> _Required task_:
Reproduce the lines below without any change, beginning at the line that contains "wave-arrow-head [852,605,859,612]" and continuing through the line that contains "wave-arrow-head [832,301,838,308]", with both of those lines included.

> _Records supplied_:
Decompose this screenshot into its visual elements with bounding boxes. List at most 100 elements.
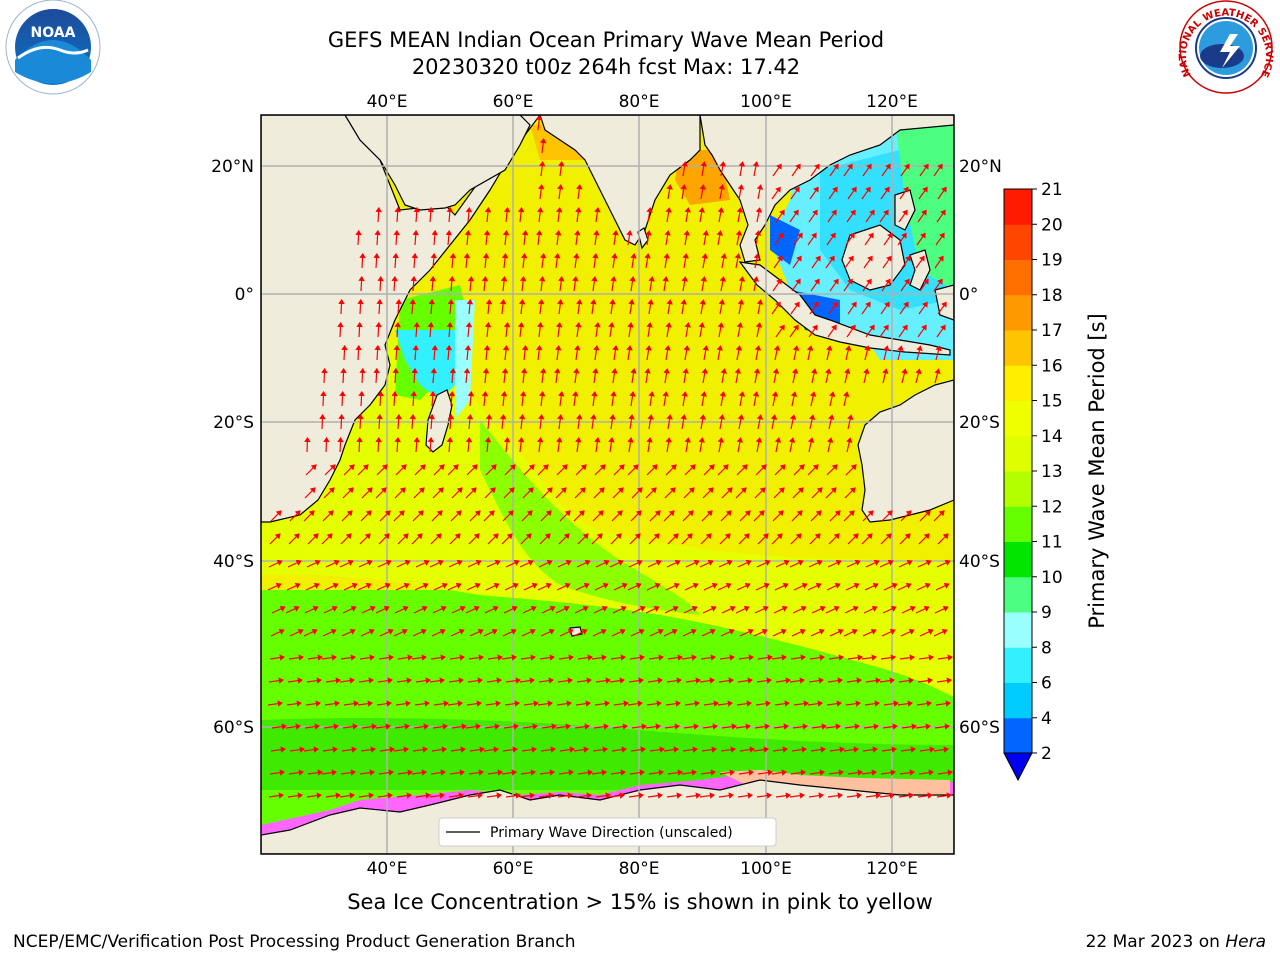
wave-arrow-head [852,605,859,612]
wave-arrow-head [724,533,731,540]
wave-arrow-head [316,677,322,684]
wave-arrow-head [449,252,457,259]
wave-arrow-head [758,510,765,517]
wave-arrow-head [446,206,454,213]
wave-arrow-head [319,413,326,420]
colorbar-tick-label: 4 [1041,709,1052,729]
colorbar-tick-label: 20 [1041,215,1063,235]
wave-arrow-head [593,230,600,236]
wave-arrow-head [313,582,320,589]
wave-arrow-head [691,769,697,776]
wave-arrow-head [767,654,773,661]
wave-arrow-head [331,769,337,776]
wave-arrow-head [848,255,854,262]
wave-arrow-head [627,437,634,443]
wave-arrow-head [475,559,482,566]
wave-arrow-head [367,700,373,707]
wave-arrow-head [331,605,338,612]
wave-arrow-head [892,723,898,730]
wave-arrow-head [707,559,714,566]
wave-arrow-head [517,321,525,328]
wave-arrow-head [609,299,616,305]
wave-arrow-head [357,413,364,420]
wave-arrow-head [668,510,675,517]
land [261,115,954,854]
lat-tick-left: 40°S [213,552,254,572]
wave-arrow-head [857,654,863,661]
wave-arrow-head [684,437,691,443]
wave-arrow-head [409,413,416,420]
wave-arrow-head [352,723,358,730]
colorbar-swatch [1004,330,1032,366]
wave-arrow-head [740,487,747,494]
wave-arrow-head [458,792,464,799]
wave-arrow-head [557,298,564,305]
chart-title: GEFS MEAN Indian Ocean Primary Wave Mean… [327,28,885,52]
wave-arrow-head [335,792,341,799]
wave-arrow-head [864,345,871,351]
wave-arrow-head [326,533,333,540]
wave-arrow-head [446,321,454,328]
nws-logo: NATIONAL WEATHER SERVICE [1178,0,1274,94]
wave-arrow-head [781,769,787,776]
colorbar-swatch [1004,541,1032,578]
wave-arrow-head [338,298,345,305]
wave-arrow-head [535,344,543,351]
wave-arrow-head [855,700,861,707]
wave-arrow-head [558,390,565,397]
wave-arrow-head [850,464,857,471]
wave-arrow-head [350,605,357,612]
wave-arrow-head [381,464,388,471]
wave-arrow-head [698,437,705,443]
wave-arrow-head [646,322,653,328]
wave-arrow-head [503,206,511,213]
wave-arrow-head [832,301,838,308]
colorbar: 2 4 6 8 9 10 11 12 13 14 15 16 17 18 19 20 21 [1003,180,1063,782]
wave-arrow-head [412,344,419,351]
wave-arrow-head [780,628,787,635]
wave-arrow-head [538,275,546,282]
wave-arrow-head [891,746,897,753]
wave-arrow-head [439,628,446,635]
footer-credit: NCEP/EMC/Verification Post Processing Pr… [13,932,576,952]
wave-arrow-head [417,510,424,517]
wave-arrow-head [755,437,763,443]
wave-arrow-head [794,186,800,193]
wave-arrow-head [745,559,752,566]
wave-arrow-head [455,510,462,517]
wave-arrow-head [369,654,375,661]
wave-arrow-head [583,582,590,589]
wave-arrow-head [484,206,492,213]
wave-arrow-head [797,232,803,239]
wave-arrow-head [293,533,300,540]
wave-arrow-head [681,276,688,282]
wave-arrow-head [546,559,553,566]
wave-arrow-head [927,628,934,635]
wave-arrow-head [810,368,818,374]
colorbar-swatch [1004,576,1032,613]
wave-arrow-head [532,723,538,730]
wave-arrow-head [812,464,819,471]
wave-arrow-head [728,628,735,635]
wave-arrow-head [650,487,657,494]
wave-arrow-head [772,368,780,374]
wave-arrow-head [491,628,498,635]
wave-arrow-head [834,582,841,589]
wave-arrow-head [456,487,463,494]
wave-arrow-head [594,207,601,213]
wave-arrow-head [682,253,689,259]
wave-arrow-head [752,391,760,397]
wave-arrow-head [538,390,546,397]
wave-arrow-head [942,605,949,612]
wave-arrow-head [674,559,681,566]
wave-arrow-head [812,324,818,331]
wave-arrow-head [558,160,565,167]
wave-arrow-head [923,533,930,540]
wave-arrow-head [557,413,564,420]
wave-arrow-head [511,654,517,661]
wave-arrow-head [400,464,407,471]
wave-arrow-head [500,275,508,282]
wave-arrow-head [680,414,687,420]
wave-arrow-head [574,230,581,236]
wave-arrow-head [915,368,922,375]
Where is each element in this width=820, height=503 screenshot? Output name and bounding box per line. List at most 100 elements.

> _Task response_:
wave-arrow-head [852,605,859,612]
wave-arrow-head [724,533,731,540]
wave-arrow-head [316,677,322,684]
wave-arrow-head [449,252,457,259]
wave-arrow-head [758,510,765,517]
wave-arrow-head [446,206,454,213]
wave-arrow-head [319,413,326,420]
colorbar-tick-label: 4 [1041,709,1052,729]
colorbar-tick-label: 20 [1041,215,1063,235]
wave-arrow-head [593,230,600,236]
wave-arrow-head [313,582,320,589]
wave-arrow-head [691,769,697,776]
wave-arrow-head [767,654,773,661]
wave-arrow-head [331,769,337,776]
wave-arrow-head [848,255,854,262]
wave-arrow-head [627,437,634,443]
wave-arrow-head [475,559,482,566]
wave-arrow-head [367,700,373,707]
wave-arrow-head [331,605,338,612]
wave-arrow-head [892,723,898,730]
wave-arrow-head [707,559,714,566]
wave-arrow-head [517,321,525,328]
wave-arrow-head [609,299,616,305]
wave-arrow-head [357,413,364,420]
wave-arrow-head [668,510,675,517]
land [261,115,954,854]
lat-tick-left: 40°S [213,552,254,572]
wave-arrow-head [857,654,863,661]
wave-arrow-head [684,437,691,443]
wave-arrow-head [409,413,416,420]
wave-arrow-head [352,723,358,730]
colorbar-swatch [1004,330,1032,366]
wave-arrow-head [740,487,747,494]
wave-arrow-head [458,792,464,799]
wave-arrow-head [557,298,564,305]
chart-title: GEFS MEAN Indian Ocean Primary Wave Mean… [327,28,885,52]
wave-arrow-head [335,792,341,799]
wave-arrow-head [864,345,871,351]
wave-arrow-head [326,533,333,540]
wave-arrow-head [446,321,454,328]
nws-logo: NATIONAL WEATHER SERVICE [1178,0,1274,94]
wave-arrow-head [781,769,787,776]
colorbar-swatch [1004,541,1032,578]
wave-arrow-head [338,298,345,305]
wave-arrow-head [535,344,543,351]
wave-arrow-head [855,700,861,707]
wave-arrow-head [558,390,565,397]
wave-arrow-head [850,464,857,471]
wave-arrow-head [350,605,357,612]
wave-arrow-head [381,464,388,471]
wave-arrow-head [698,437,705,443]
wave-arrow-head [646,322,653,328]
wave-arrow-head [503,206,511,213]
wave-arrow-head [832,301,838,308]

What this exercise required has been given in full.